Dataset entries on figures
____

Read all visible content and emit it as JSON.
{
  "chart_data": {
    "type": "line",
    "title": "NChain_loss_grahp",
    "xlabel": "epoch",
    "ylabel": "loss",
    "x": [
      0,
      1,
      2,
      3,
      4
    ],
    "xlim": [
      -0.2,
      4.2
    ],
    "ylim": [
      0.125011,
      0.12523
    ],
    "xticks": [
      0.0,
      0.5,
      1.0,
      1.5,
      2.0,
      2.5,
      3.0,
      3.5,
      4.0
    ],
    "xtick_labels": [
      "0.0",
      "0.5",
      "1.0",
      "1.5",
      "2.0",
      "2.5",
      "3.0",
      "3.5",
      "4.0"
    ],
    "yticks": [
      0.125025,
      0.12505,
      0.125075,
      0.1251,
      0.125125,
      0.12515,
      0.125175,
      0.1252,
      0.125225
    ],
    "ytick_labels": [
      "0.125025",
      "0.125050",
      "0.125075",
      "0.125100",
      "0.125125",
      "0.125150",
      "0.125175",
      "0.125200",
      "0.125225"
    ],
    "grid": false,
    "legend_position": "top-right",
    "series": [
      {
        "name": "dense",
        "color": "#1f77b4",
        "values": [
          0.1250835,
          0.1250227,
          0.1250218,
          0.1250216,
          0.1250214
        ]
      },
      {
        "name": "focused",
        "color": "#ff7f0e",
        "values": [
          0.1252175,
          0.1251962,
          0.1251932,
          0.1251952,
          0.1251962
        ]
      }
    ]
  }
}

____

Transcribe all the entries, keeping each one exactly as it is.

RESULT OF THE TASK >>
Read all visible content and emit it as JSON.
{
  "chart_data": {
    "type": "line",
    "title": "NChain_loss_grahp",
    "xlabel": "epoch",
    "ylabel": "loss",
    "x": [
      0,
      1,
      2,
      3,
      4
    ],
    "xlim": [
      -0.2,
      4.2
    ],
    "ylim": [
      0.125011,
      0.12523
    ],
    "xticks": [
      0.0,
      0.5,
      1.0,
      1.5,
      2.0,
      2.5,
      3.0,
      3.5,
      4.0
    ],
    "xtick_labels": [
      "0.0",
      "0.5",
      "1.0",
      "1.5",
      "2.0",
      "2.5",
      "3.0",
      "3.5",
      "4.0"
    ],
    "yticks": [
      0.125025,
      0.12505,
      0.125075,
      0.1251,
      0.125125,
      0.12515,
      0.125175,
      0.1252,
      0.125225
    ],
    "ytick_labels": [
      "0.125025",
      "0.125050",
      "0.125075",
      "0.125100",
      "0.125125",
      "0.125150",
      "0.125175",
      "0.125200",
      "0.125225"
    ],
    "grid": false,
    "legend_position": "top-right",
    "series": [
      {
        "name": "dense",
        "color": "#1f77b4",
        "values": [
          0.1250835,
          0.1250227,
          0.1250218,
          0.1250216,
          0.1250214
        ]
      },
      {
        "name": "focused",
        "color": "#ff7f0e",
        "values": [
          0.1252175,
          0.1251962,
          0.1251932,
          0.1251952,
          0.1251962
        ]
      }
    ]
  }
}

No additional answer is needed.